• [Activity] Pull out every line below that holds the word "Journal".
————
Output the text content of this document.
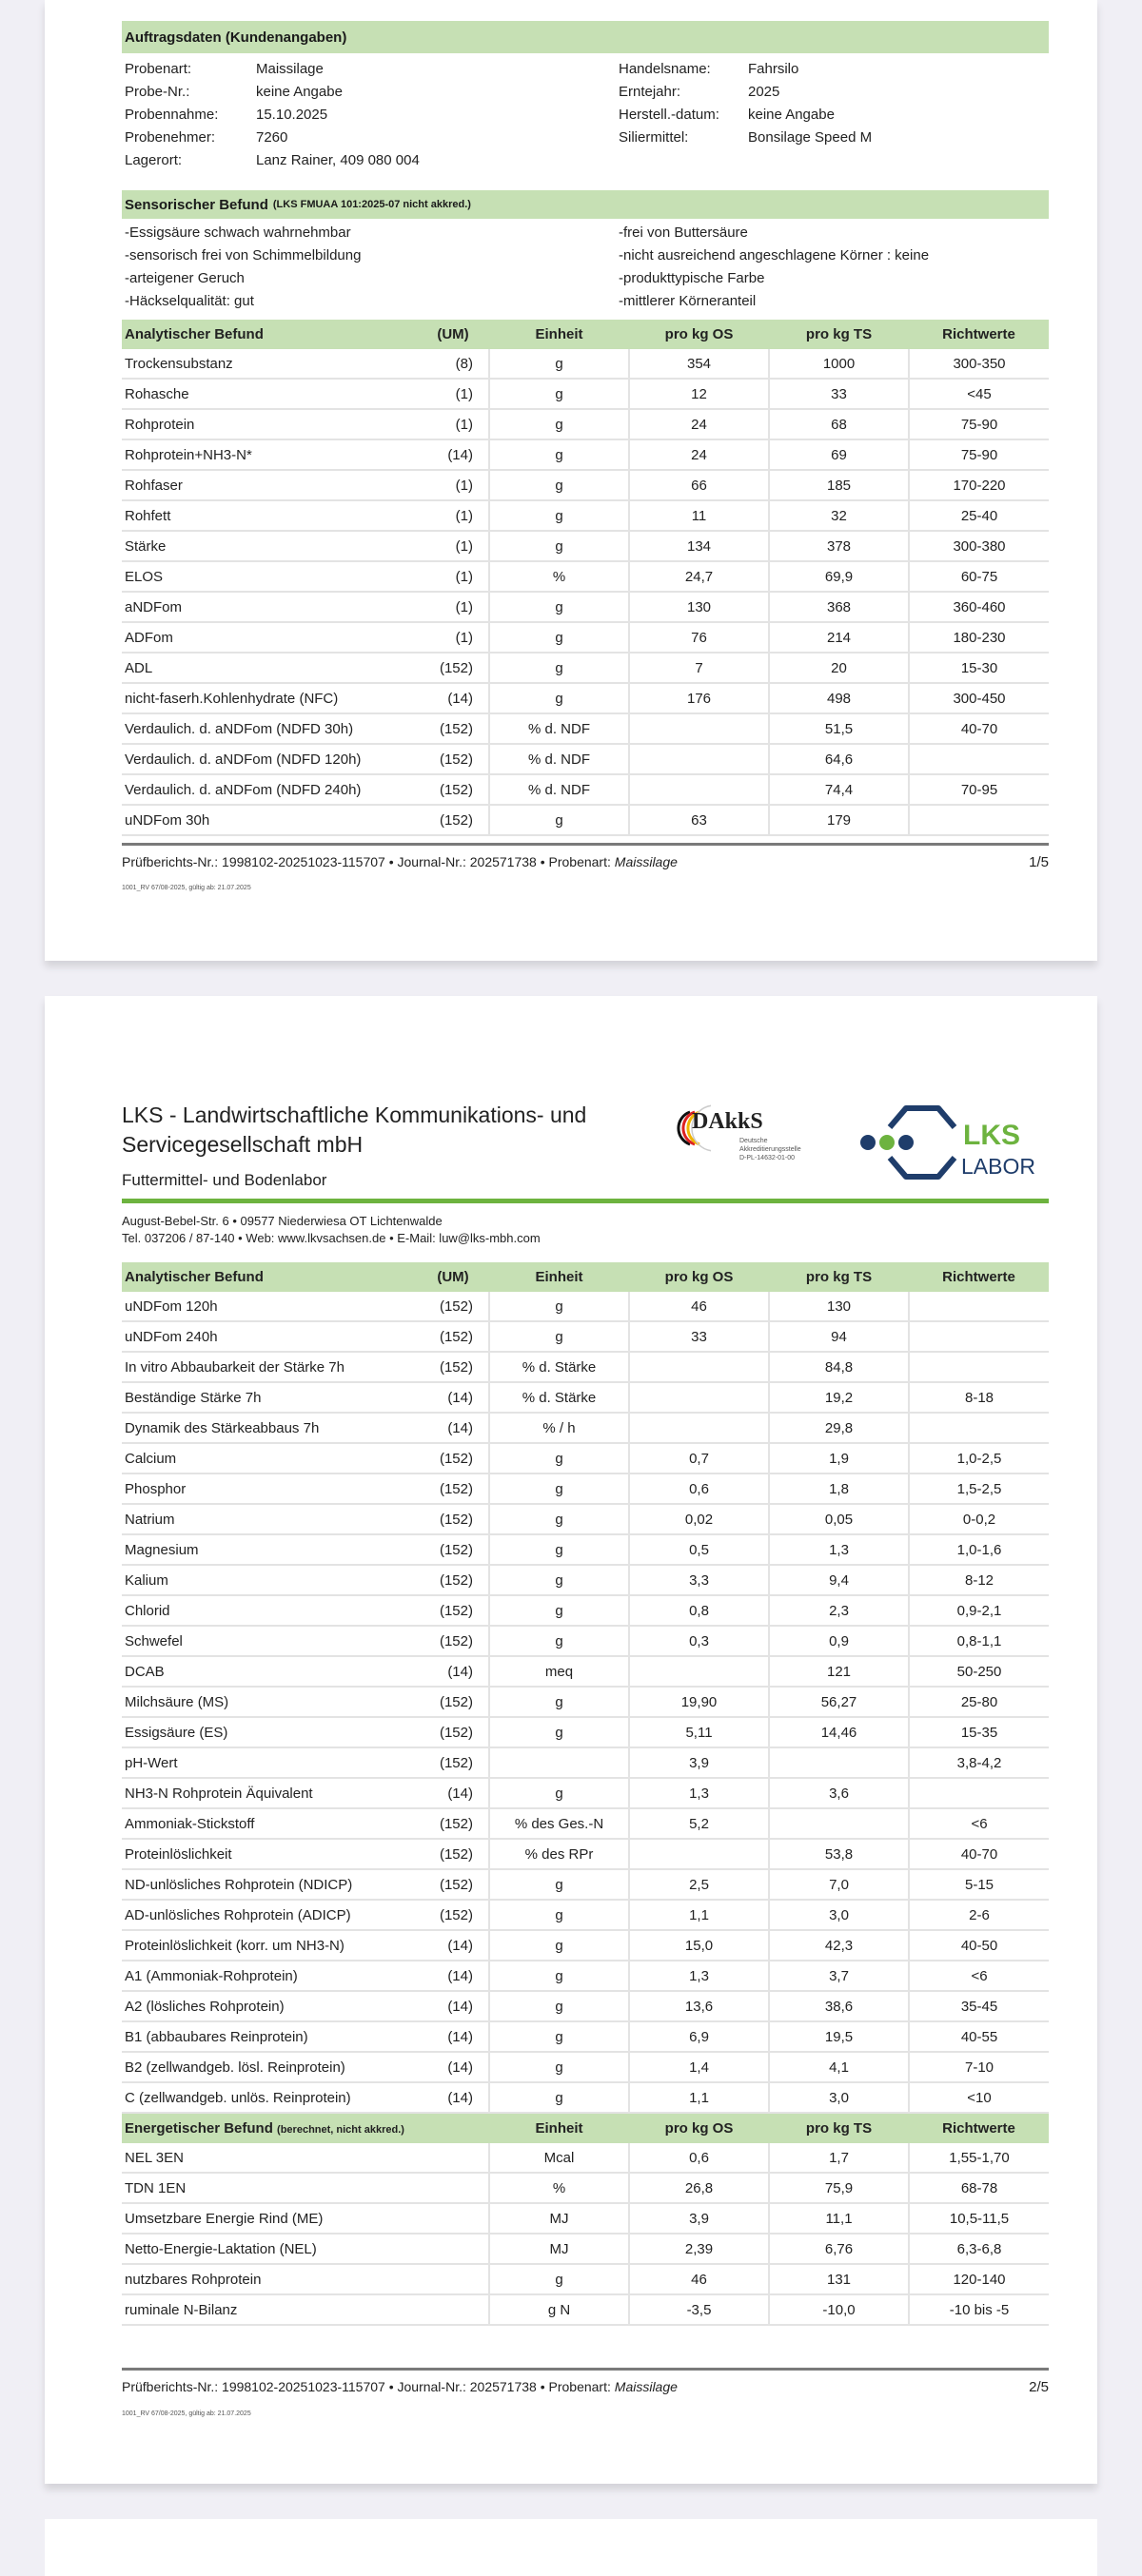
Auftragsdaten (Kundenangaben)
Probenart:	Maissilage
Probe-Nr.:	keine Angabe
Probennahme:	15.10.2025
Probenehmer:	7260
Lagerort:	Lanz Rainer, 409 080 004
Handelsname:	Fahrsilo
Erntejahr:	2025
Herstell.-datum:	keine Angabe
Siliermittel:	Bonsilage Speed M
Sensorischer Befund (LKS FMUAA 101:2025-07 nicht akkred.)
-Essigsäure schwach wahrnehmbar
-sensorisch frei von Schimmelbildung
-arteigener Geruch
-Häckselqualität: gut
-frei von Buttersäure
-nicht ausreichend angeschlagene Körner : keine
-produkttypische Farbe
-mittlerer Körneranteil
Analytischer Befund	(UM)	Einheit	pro kg OS	pro kg TS	Richtwerte
Trockensubstanz	(8)	g	354	1000	300-350
Rohasche	(1)	g	12	33	<45
Rohprotein	(1)	g	24	68	75-90
Rohprotein+NH3-N*	(14)	g	24	69	75-90
Rohfaser	(1)	g	66	185	170-220
Rohfett	(1)	g	11	32	25-40
Stärke	(1)	g	134	378	300-380
ELOS	(1)	%	24,7	69,9	60-75
aNDFom	(1)	g	130	368	360-460
ADFom	(1)	g	76	214	180-230
ADL	(152)	g	7	20	15-30
nicht-faserh.Kohlenhydrate (NFC)	(14)	g	176	498	300-450
Verdaulich. d. aNDFom (NDFD 30h)	(152)	% d. NDF		51,5	40-70
Verdaulich. d. aNDFom (NDFD 120h)	(152)	% d. NDF		64,6	
Verdaulich. d. aNDFom (NDFD 240h)	(152)	% d. NDF		74,4	70-95
uNDFom 30h	(152)	g	63	179	
Prüfberichts-Nr.: 1998102-20251023-115707 • Journal-Nr.: 202571738 • Probenart: Maissilage	1/5
1001_RV 67/08-2025, gültig ab: 21.07.2025
LKS - Landwirtschaftliche Kommunikations- und
Servicegesellschaft mbH
Futtermittel- und Bodenlabor
DAkkS
Deutsche
Akkreditierungsstelle
D-PL-14632-01-00
LKS
LABOR
August-Bebel-Str. 6 • 09577 Niederwiesa OT Lichtenwalde
Tel. 037206 / 87-140 • Web: www.lkvsachsen.de • E-Mail: luw@lks-mbh.com
Analytischer Befund	(UM)	Einheit	pro kg OS	pro kg TS	Richtwerte
uNDFom 120h	(152)	g	46	130	
uNDFom 240h	(152)	g	33	94	
In vitro Abbaubarkeit der Stärke 7h	(152)	% d. Stärke		84,8	
Beständige Stärke 7h	(14)	% d. Stärke		19,2	8-18
Dynamik des Stärkeabbaus 7h	(14)	% / h		29,8	
Calcium	(152)	g	0,7	1,9	1,0-2,5
Phosphor	(152)	g	0,6	1,8	1,5-2,5
Natrium	(152)	g	0,02	0,05	0-0,2
Magnesium	(152)	g	0,5	1,3	1,0-1,6
Kalium	(152)	g	3,3	9,4	8-12
Chlorid	(152)	g	0,8	2,3	0,9-2,1
Schwefel	(152)	g	0,3	0,9	0,8-1,1
DCAB	(14)	meq		121	50-250
Milchsäure (MS)	(152)	g	19,90	56,27	25-80
Essigsäure (ES)	(152)	g	5,11	14,46	15-35
pH-Wert	(152)		3,9		3,8-4,2
NH3-N Rohprotein Äquivalent	(14)	g	1,3	3,6	
Ammoniak-Stickstoff	(152)	% des Ges.-N	5,2		<6
Proteinlöslichkeit	(152)	% des RPr		53,8	40-70
ND-unlösliches Rohprotein (NDICP)	(152)	g	2,5	7,0	5-15
AD-unlösliches Rohprotein (ADICP)	(152)	g	1,1	3,0	2-6
Proteinlöslichkeit (korr. um NH3-N)	(14)	g	15,0	42,3	40-50
A1 (Ammoniak-Rohprotein)	(14)	g	1,3	3,7	<6
A2 (lösliches Rohprotein)	(14)	g	13,6	38,6	35-45
B1 (abbaubares Reinprotein)	(14)	g	6,9	19,5	40-55
B2 (zellwandgeb. lösl. Reinprotein)	(14)	g	1,4	4,1	7-10
C (zellwandgeb. unlös. Reinprotein)	(14)	g	1,1	3,0	<10
Energetischer Befund (berechnet, nicht akkred.)	Einheit	pro kg OS	pro kg TS	Richtwerte
NEL 3EN	Mcal	0,6	1,7	1,55-1,70
TDN 1EN	%	26,8	75,9	68-78
Umsetzbare Energie Rind (ME)	MJ	3,9	11,1	10,5-11,5
Netto-Energie-Laktation (NEL)	MJ	2,39	6,76	6,3-6,8
nutzbares Rohprotein	g	46	131	120-140
ruminale N-Bilanz	g N	-3,5	-10,0	-10 bis -5
Prüfberichts-Nr.: 1998102-20251023-115707 • Journal-Nr.: 202571738 • Probenart: Maissilage	2/5
1001_RV 67/08-2025, gültig ab: 21.07.2025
————
• [Output of the task]
Prüfberichts-Nr.: 1998102-20251023-115707 • Journal-Nr.: 202571738 • Probenart: Maissilage	1/5
Prüfberichts-Nr.: 1998102-20251023-115707 • Journal-Nr.: 202571738 • Probenart: Maissilage	2/5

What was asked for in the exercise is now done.